OBJECTIVE - Repeat every record below exactly as written.

RECORDS SUPPLIED -
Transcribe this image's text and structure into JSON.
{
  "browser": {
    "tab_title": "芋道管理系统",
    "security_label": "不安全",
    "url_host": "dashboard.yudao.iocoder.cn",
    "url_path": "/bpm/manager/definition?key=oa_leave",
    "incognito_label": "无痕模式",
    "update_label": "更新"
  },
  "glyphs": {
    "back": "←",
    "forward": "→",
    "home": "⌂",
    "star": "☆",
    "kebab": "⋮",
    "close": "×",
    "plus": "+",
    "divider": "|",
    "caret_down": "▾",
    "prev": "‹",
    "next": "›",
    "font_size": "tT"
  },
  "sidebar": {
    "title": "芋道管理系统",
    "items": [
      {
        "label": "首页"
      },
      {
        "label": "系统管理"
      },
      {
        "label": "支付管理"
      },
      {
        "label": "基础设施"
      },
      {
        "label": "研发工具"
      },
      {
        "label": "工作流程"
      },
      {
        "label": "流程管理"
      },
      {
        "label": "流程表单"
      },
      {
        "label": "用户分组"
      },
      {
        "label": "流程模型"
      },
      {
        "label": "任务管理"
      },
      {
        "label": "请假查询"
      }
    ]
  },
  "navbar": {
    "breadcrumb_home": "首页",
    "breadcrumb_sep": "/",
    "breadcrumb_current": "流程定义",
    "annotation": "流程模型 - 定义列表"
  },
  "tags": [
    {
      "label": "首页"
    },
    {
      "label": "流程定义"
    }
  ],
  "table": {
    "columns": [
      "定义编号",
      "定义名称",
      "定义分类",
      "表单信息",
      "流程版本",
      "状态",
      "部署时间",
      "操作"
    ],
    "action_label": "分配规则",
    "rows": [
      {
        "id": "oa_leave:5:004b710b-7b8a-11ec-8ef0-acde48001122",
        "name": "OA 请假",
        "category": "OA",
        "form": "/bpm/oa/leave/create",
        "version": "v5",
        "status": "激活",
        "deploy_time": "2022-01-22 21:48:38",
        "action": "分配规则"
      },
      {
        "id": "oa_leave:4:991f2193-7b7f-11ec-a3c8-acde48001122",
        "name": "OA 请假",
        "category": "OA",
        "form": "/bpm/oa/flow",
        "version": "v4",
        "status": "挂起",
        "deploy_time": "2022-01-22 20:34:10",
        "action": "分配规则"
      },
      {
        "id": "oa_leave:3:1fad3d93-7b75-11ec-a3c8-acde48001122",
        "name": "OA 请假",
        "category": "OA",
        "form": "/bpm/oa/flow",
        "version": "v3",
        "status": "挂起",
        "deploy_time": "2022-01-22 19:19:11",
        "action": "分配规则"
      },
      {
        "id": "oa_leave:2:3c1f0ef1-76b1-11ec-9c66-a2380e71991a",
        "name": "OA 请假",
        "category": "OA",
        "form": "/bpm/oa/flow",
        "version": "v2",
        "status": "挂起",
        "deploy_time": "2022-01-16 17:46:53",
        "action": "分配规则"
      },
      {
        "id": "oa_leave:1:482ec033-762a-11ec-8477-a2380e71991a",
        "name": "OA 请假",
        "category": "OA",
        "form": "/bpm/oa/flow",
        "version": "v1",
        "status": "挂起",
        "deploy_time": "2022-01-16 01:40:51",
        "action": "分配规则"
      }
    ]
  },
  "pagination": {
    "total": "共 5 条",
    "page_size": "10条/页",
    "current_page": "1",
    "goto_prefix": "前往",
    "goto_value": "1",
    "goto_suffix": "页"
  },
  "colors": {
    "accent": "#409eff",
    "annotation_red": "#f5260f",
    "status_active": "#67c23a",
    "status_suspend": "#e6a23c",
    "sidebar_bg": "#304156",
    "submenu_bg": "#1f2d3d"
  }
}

REPLY TO THE EXERCISE -
Transcribe this image's text and structure into JSON.
{
  "browser": {
    "tab_title": "芋道管理系统",
    "security_label": "不安全",
    "url_host": "dashboard.yudao.iocoder.cn",
    "url_path": "/bpm/manager/definition?key=oa_leave",
    "incognito_label": "无痕模式",
    "update_label": "更新"
  },
  "glyphs": {
    "back": "←",
    "forward": "→",
    "home": "⌂",
    "star": "☆",
    "kebab": "⋮",
    "close": "×",
    "plus": "+",
    "divider": "|",
    "caret_down": "▾",
    "prev": "‹",
    "next": "›",
    "font_size": "tT"
  },
  "sidebar": {
    "title": "芋道管理系统",
    "items": [
      {
        "label": "首页"
      },
      {
        "label": "系统管理"
      },
      {
        "label": "支付管理"
      },
      {
        "label": "基础设施"
      },
      {
        "label": "研发工具"
      },
      {
        "label": "工作流程"
      },
      {
        "label": "流程管理"
      },
      {
        "label": "流程表单"
      },
      {
        "label": "用户分组"
      },
      {
        "label": "流程模型"
      },
      {
        "label": "任务管理"
      },
      {
        "label": "请假查询"
      }
    ]
  },
  "navbar": {
    "breadcrumb_home": "首页",
    "breadcrumb_sep": "/",
    "breadcrumb_current": "流程定义",
    "annotation": "流程模型 - 定义列表"
  },
  "tags": [
    {
      "label": "首页"
    },
    {
      "label": "流程定义"
    }
  ],
  "table": {
    "columns": [
      "定义编号",
      "定义名称",
      "定义分类",
      "表单信息",
      "流程版本",
      "状态",
      "部署时间",
      "操作"
    ],
    "action_label": "分配规则",
    "rows": [
      {
        "id": "oa_leave:5:004b710b-7b8a-11ec-8ef0-acde48001122",
        "name": "OA 请假",
        "category": "OA",
        "form": "/bpm/oa/leave/create",
        "version": "v5",
        "status": "激活",
        "deploy_time": "2022-01-22 21:48:38",
        "action": "分配规则"
      },
      {
        "id": "oa_leave:4:991f2193-7b7f-11ec-a3c8-acde48001122",
        "name": "OA 请假",
        "category": "OA",
        "form": "/bpm/oa/flow",
        "version": "v4",
        "status": "挂起",
        "deploy_time": "2022-01-22 20:34:10",
        "action": "分配规则"
      },
      {
        "id": "oa_leave:3:1fad3d93-7b75-11ec-a3c8-acde48001122",
        "name": "OA 请假",
        "category": "OA",
        "form": "/bpm/oa/flow",
        "version": "v3",
        "status": "挂起",
        "deploy_time": "2022-01-22 19:19:11",
        "action": "分配规则"
      },
      {
        "id": "oa_leave:2:3c1f0ef1-76b1-11ec-9c66-a2380e71991a",
        "name": "OA 请假",
        "category": "OA",
        "form": "/bpm/oa/flow",
        "version": "v2",
        "status": "挂起",
        "deploy_time": "2022-01-16 17:46:53",
        "action": "分配规则"
      },
      {
        "id": "oa_leave:1:482ec033-762a-11ec-8477-a2380e71991a",
        "name": "OA 请假",
        "category": "OA",
        "form": "/bpm/oa/flow",
        "version": "v1",
        "status": "挂起",
        "deploy_time": "2022-01-16 01:40:51",
        "action": "分配规则"
      }
    ]
  },
  "pagination": {
    "total": "共 5 条",
    "page_size": "10条/页",
    "current_page": "1",
    "goto_prefix": "前往",
    "goto_value": "1",
    "goto_suffix": "页"
  },
  "colors": {
    "accent": "#409eff",
    "annotation_red": "#f5260f",
    "status_active": "#67c23a",
    "status_suspend": "#e6a23c",
    "sidebar_bg": "#304156",
    "submenu_bg": "#1f2d3d"
  }
}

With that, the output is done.